### REQUIRED WORK
Find every line in the records below that contains the word "Baukampstr", and copy each such line.

### MATERIAL PROVIDED
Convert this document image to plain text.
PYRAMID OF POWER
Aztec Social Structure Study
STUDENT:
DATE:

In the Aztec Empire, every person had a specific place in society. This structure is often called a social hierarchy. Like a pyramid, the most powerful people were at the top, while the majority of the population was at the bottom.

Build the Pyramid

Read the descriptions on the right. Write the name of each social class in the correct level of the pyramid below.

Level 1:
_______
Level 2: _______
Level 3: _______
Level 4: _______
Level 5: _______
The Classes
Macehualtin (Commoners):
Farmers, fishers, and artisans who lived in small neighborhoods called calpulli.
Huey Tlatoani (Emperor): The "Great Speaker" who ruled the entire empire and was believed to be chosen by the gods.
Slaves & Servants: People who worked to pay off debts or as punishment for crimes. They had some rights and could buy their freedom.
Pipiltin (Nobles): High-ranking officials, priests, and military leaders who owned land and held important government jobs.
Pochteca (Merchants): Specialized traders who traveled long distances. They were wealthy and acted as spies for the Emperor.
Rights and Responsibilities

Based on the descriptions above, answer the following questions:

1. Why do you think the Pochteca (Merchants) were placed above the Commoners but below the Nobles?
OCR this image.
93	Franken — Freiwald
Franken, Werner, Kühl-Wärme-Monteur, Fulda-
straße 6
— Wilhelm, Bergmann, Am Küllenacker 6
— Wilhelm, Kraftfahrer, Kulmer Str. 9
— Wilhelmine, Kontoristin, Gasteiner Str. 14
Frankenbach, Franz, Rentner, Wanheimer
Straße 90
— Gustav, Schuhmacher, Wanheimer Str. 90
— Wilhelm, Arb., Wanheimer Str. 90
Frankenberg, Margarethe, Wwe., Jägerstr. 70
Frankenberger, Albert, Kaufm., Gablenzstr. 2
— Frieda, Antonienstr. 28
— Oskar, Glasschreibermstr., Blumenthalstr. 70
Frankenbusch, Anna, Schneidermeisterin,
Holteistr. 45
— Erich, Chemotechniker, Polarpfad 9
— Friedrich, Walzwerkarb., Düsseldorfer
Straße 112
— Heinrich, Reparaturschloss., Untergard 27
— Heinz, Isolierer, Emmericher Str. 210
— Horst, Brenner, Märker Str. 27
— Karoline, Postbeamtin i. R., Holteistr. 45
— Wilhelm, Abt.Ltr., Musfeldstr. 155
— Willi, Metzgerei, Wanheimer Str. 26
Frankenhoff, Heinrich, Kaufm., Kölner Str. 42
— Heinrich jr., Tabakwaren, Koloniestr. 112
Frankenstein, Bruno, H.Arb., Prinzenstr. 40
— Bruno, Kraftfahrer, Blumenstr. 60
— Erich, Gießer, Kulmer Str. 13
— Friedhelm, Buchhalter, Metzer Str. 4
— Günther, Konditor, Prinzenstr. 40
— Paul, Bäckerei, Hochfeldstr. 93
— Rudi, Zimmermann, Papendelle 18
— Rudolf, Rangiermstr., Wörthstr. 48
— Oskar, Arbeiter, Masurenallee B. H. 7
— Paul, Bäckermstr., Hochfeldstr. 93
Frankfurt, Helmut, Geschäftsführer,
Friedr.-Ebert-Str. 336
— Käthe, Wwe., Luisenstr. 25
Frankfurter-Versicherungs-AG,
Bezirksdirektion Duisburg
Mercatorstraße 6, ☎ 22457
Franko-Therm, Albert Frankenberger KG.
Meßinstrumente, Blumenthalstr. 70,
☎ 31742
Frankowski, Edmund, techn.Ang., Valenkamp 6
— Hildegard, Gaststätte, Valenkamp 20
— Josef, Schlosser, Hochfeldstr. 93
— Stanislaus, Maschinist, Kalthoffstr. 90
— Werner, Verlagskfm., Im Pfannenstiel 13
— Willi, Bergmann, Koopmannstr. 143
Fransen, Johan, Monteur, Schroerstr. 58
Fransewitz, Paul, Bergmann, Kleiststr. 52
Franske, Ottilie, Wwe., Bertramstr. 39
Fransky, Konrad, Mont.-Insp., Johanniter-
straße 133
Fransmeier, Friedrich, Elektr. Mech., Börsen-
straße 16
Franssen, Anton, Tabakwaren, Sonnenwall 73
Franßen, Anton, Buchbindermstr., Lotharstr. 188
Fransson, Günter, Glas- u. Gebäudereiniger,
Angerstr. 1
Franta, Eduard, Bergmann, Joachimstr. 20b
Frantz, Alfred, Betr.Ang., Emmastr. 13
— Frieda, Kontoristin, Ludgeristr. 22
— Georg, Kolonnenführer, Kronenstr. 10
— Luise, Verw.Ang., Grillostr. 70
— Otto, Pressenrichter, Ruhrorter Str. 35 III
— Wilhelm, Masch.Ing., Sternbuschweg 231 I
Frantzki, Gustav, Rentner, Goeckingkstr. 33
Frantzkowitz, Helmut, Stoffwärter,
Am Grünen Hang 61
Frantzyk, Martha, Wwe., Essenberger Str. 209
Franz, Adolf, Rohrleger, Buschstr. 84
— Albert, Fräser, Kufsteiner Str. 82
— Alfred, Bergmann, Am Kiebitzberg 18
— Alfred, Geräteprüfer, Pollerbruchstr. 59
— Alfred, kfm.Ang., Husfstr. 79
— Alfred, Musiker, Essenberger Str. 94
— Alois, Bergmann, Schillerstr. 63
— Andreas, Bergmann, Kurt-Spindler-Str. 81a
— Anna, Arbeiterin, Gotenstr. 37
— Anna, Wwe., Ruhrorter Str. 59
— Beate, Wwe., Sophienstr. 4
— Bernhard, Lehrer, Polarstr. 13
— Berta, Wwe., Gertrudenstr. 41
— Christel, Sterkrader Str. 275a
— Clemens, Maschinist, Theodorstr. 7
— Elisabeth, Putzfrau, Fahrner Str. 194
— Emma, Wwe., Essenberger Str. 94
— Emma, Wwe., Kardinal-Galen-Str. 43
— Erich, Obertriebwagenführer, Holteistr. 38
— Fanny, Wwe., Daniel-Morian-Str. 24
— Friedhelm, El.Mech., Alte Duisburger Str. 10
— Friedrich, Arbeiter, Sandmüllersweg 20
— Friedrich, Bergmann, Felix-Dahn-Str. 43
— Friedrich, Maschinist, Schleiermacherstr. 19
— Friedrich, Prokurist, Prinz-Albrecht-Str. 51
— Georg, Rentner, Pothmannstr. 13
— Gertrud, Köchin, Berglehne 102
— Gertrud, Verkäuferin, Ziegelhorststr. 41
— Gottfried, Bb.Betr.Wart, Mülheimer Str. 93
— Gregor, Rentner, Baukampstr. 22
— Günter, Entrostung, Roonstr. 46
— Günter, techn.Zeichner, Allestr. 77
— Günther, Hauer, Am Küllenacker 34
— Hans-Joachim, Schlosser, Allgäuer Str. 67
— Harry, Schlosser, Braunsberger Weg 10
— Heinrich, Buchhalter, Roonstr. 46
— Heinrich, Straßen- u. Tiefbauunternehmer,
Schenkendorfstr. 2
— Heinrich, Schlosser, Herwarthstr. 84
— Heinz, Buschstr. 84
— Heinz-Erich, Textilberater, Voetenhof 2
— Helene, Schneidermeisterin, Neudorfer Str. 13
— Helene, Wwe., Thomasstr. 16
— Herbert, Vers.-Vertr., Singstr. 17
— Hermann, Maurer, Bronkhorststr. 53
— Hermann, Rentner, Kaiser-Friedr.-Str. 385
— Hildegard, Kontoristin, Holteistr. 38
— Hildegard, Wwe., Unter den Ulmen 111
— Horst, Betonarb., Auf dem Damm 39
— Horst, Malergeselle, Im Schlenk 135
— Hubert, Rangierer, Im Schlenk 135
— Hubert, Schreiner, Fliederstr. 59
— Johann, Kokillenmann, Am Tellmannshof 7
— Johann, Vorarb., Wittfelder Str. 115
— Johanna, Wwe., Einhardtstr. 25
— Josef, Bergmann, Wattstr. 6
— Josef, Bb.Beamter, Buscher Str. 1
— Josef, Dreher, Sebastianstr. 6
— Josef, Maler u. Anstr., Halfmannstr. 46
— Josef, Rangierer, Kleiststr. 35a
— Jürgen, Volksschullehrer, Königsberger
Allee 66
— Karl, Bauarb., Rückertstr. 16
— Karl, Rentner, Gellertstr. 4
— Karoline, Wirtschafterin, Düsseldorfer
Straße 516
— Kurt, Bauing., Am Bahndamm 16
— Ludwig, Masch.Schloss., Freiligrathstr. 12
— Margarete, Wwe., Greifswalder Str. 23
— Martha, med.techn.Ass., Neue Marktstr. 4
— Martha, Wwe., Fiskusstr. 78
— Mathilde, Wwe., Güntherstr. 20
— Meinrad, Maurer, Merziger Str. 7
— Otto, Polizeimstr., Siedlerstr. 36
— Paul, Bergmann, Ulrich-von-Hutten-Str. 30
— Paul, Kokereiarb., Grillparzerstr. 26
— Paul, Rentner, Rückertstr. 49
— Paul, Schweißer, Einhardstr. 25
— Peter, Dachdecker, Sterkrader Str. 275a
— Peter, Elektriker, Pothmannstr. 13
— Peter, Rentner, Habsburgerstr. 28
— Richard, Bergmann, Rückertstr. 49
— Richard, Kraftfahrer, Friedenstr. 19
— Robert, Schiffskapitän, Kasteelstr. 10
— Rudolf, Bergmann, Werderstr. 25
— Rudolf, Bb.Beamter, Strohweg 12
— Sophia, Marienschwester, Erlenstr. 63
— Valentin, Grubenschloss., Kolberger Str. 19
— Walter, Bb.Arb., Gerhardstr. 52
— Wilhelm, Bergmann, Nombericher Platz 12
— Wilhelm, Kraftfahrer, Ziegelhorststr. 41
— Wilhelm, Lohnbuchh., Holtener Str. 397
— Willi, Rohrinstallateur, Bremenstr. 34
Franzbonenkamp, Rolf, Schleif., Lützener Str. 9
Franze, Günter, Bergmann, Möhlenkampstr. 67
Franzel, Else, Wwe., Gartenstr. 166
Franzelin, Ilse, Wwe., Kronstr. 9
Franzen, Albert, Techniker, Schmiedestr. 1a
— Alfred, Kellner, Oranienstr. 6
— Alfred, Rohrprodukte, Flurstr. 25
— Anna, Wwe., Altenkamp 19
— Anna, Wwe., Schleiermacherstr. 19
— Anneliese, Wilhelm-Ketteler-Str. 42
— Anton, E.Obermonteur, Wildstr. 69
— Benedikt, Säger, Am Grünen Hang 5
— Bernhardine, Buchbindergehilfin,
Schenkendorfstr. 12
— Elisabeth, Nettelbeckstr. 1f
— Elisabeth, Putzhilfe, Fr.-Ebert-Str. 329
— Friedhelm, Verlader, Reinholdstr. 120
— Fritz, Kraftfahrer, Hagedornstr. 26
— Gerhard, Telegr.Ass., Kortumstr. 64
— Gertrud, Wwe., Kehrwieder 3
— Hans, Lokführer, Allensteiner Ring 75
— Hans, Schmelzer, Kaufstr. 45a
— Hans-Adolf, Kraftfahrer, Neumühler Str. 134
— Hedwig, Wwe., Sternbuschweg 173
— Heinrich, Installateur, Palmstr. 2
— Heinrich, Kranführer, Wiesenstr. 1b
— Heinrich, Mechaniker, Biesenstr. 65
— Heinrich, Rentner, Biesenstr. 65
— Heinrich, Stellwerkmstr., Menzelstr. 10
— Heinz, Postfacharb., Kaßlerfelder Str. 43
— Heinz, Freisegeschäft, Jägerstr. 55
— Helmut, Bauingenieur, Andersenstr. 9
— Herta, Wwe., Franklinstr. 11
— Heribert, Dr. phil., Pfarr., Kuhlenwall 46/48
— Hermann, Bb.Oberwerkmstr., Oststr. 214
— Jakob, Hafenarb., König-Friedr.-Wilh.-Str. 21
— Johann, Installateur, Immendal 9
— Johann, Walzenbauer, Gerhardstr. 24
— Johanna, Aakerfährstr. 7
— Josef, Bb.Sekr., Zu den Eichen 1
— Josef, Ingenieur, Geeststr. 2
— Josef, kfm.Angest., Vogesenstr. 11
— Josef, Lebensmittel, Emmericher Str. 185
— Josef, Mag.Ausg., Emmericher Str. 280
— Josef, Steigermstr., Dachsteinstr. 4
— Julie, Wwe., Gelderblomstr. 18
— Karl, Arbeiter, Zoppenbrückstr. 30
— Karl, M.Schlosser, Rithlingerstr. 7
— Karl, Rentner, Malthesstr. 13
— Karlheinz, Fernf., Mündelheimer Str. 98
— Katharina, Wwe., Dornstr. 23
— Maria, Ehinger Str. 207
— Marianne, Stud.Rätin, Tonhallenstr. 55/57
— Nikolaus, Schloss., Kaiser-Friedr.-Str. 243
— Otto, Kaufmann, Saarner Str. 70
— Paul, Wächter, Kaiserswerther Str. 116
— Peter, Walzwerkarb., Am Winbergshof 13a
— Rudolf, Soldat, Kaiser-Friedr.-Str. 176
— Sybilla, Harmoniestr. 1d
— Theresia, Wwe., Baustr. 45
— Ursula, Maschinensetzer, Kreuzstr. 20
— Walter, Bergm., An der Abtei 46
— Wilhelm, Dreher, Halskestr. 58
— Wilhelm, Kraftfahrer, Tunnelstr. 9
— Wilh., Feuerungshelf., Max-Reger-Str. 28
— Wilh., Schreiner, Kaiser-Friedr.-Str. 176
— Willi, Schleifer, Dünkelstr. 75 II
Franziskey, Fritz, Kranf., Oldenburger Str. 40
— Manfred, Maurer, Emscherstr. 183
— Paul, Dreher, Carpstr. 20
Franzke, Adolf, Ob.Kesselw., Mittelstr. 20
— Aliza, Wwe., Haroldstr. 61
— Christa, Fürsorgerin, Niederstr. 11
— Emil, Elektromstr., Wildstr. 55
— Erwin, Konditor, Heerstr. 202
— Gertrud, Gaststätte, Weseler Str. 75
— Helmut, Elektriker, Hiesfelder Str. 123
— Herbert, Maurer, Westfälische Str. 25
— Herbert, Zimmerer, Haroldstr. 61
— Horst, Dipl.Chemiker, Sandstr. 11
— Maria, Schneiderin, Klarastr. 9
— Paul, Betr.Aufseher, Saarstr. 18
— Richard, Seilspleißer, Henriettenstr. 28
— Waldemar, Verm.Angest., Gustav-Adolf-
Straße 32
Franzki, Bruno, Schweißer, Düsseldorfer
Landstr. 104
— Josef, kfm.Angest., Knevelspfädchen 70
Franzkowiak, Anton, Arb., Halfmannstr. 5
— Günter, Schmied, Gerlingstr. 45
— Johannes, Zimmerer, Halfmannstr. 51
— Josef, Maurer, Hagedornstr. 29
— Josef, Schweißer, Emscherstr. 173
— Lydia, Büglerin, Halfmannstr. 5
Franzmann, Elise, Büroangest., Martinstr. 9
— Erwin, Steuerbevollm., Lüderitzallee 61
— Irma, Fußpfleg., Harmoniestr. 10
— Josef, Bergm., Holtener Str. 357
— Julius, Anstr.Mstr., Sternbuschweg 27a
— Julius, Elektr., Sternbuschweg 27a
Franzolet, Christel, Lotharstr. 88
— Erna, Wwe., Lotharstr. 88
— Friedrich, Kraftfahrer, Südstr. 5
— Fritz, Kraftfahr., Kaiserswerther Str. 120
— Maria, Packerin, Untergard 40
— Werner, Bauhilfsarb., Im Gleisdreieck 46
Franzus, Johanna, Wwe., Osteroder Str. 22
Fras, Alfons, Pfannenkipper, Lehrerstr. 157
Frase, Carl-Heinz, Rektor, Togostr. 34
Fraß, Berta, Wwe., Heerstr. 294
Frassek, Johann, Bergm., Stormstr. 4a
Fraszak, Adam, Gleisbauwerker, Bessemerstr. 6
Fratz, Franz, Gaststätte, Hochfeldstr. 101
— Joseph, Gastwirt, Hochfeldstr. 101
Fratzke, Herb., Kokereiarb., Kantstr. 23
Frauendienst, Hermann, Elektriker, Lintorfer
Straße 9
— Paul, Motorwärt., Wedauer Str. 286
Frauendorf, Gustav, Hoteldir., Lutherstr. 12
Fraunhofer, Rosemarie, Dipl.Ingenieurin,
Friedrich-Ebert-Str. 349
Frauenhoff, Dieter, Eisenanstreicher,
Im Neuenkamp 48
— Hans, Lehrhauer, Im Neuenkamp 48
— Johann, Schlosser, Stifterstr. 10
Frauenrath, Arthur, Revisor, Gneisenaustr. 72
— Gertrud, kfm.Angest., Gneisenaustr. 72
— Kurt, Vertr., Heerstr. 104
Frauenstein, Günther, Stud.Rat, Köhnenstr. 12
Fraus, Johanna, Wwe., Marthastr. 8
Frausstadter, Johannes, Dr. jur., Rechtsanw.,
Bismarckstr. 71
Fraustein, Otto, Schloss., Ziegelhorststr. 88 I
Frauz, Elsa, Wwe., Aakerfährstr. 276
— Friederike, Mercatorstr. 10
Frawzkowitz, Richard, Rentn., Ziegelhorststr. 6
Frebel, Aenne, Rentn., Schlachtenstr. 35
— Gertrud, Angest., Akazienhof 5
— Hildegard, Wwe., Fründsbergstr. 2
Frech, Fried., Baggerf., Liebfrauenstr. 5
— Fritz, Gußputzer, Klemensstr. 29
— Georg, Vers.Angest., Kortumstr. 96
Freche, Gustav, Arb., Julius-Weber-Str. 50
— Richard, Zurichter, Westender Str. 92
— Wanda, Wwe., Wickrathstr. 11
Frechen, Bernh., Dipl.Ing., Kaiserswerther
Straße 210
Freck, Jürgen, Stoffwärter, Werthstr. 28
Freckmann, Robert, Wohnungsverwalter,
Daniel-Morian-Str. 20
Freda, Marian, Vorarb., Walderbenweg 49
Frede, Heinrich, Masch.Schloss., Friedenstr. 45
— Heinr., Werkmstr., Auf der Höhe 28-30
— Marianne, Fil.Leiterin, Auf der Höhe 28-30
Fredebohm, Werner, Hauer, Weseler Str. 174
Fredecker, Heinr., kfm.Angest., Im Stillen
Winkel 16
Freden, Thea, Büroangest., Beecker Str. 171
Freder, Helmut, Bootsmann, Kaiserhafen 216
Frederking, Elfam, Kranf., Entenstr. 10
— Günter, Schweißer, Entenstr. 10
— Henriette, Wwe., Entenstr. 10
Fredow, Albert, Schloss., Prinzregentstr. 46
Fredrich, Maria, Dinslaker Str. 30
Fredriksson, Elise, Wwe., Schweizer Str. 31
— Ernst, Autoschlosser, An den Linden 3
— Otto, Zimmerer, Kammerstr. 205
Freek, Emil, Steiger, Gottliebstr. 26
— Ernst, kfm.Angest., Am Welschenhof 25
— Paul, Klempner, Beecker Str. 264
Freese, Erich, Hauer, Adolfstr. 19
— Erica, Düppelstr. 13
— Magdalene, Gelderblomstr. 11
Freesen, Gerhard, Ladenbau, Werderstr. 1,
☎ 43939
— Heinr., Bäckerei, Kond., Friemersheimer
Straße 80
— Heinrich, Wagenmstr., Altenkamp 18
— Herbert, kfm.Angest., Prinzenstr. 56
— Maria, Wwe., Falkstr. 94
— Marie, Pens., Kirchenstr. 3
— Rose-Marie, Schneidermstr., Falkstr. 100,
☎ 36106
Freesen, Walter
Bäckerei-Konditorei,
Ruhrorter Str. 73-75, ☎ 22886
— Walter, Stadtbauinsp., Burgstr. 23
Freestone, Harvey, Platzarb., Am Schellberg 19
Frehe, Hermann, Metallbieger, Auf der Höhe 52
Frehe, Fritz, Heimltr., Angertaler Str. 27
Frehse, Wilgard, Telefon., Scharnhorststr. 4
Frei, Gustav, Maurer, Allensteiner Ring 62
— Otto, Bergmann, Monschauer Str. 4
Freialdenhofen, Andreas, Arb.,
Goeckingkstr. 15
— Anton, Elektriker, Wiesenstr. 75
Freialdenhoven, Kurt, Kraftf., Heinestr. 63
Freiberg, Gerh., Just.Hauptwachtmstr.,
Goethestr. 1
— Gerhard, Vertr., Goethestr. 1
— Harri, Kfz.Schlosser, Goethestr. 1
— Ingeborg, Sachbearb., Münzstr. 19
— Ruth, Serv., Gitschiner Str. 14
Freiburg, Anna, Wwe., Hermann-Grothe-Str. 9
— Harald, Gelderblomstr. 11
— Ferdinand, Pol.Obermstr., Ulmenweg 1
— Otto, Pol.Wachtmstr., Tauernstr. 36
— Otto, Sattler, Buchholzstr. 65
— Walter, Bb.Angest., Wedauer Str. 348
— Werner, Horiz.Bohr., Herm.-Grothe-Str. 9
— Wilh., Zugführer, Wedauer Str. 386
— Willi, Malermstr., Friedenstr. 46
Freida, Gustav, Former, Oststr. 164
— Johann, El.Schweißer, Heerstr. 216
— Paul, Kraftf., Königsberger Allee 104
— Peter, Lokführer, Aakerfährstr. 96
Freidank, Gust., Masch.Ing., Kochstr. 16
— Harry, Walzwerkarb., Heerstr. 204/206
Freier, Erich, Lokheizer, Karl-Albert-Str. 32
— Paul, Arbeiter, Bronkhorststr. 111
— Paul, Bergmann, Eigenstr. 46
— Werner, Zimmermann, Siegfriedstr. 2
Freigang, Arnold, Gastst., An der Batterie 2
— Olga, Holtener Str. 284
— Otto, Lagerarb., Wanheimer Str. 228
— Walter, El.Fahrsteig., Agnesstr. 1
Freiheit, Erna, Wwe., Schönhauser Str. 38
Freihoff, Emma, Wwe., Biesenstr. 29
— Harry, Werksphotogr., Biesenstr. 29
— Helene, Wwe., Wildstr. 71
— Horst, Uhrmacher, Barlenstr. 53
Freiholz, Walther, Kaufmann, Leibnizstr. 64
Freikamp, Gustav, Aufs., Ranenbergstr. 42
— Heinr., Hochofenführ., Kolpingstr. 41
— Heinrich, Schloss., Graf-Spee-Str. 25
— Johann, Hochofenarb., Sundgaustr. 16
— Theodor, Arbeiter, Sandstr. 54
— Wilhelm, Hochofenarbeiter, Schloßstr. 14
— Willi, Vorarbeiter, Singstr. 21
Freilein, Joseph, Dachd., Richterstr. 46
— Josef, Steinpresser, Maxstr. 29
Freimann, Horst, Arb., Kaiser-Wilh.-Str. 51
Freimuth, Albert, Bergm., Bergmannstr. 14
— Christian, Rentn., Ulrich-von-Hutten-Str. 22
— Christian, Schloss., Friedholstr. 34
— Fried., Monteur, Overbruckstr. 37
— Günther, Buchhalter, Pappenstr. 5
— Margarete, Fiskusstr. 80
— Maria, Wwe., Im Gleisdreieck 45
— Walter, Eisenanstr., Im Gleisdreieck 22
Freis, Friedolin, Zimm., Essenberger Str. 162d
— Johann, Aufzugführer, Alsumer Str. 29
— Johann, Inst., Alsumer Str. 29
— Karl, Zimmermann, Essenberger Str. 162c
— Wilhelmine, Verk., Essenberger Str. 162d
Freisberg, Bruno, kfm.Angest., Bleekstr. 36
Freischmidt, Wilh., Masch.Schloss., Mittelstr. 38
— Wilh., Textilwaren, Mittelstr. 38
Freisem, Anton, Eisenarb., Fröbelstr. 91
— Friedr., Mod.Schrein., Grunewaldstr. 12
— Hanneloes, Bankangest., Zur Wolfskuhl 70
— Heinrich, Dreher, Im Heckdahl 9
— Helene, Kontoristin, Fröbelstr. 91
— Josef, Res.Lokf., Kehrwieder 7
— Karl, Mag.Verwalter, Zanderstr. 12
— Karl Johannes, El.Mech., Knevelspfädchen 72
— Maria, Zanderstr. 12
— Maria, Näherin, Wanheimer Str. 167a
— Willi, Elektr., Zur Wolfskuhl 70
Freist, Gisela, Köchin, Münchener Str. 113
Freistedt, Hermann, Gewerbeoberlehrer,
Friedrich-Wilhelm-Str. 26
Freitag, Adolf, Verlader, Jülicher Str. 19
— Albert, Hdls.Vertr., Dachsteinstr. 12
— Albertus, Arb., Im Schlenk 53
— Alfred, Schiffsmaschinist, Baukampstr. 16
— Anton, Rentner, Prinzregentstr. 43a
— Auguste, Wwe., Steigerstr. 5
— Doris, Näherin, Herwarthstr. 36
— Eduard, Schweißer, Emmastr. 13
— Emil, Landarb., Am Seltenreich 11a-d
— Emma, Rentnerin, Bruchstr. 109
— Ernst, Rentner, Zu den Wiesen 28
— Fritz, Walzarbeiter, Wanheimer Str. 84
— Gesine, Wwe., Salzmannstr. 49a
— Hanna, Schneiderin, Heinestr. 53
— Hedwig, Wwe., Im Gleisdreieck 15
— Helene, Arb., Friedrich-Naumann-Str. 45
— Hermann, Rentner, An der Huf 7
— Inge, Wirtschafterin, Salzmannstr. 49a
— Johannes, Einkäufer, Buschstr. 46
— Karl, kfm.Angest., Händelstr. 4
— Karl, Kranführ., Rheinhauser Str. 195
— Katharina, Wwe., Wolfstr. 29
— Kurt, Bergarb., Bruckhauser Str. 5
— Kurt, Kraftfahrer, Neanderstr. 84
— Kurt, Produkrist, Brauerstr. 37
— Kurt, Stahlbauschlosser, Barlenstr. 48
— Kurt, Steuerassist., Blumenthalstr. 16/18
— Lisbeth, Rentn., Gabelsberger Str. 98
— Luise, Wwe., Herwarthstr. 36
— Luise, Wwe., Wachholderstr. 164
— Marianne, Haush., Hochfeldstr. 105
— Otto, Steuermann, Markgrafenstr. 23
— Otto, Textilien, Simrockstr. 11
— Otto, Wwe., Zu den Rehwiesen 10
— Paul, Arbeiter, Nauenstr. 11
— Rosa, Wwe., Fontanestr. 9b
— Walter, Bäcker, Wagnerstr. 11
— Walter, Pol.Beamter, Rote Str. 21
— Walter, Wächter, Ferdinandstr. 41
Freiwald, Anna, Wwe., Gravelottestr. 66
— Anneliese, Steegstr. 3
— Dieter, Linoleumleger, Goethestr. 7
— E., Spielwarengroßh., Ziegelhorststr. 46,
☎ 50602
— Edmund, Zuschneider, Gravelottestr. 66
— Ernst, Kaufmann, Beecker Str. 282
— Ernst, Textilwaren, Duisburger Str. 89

### COMPLETE ANSWER
— Gregor, Rentner, Baukampstr. 22
— Alfred, Schiffsmaschinist, Baukampstr. 16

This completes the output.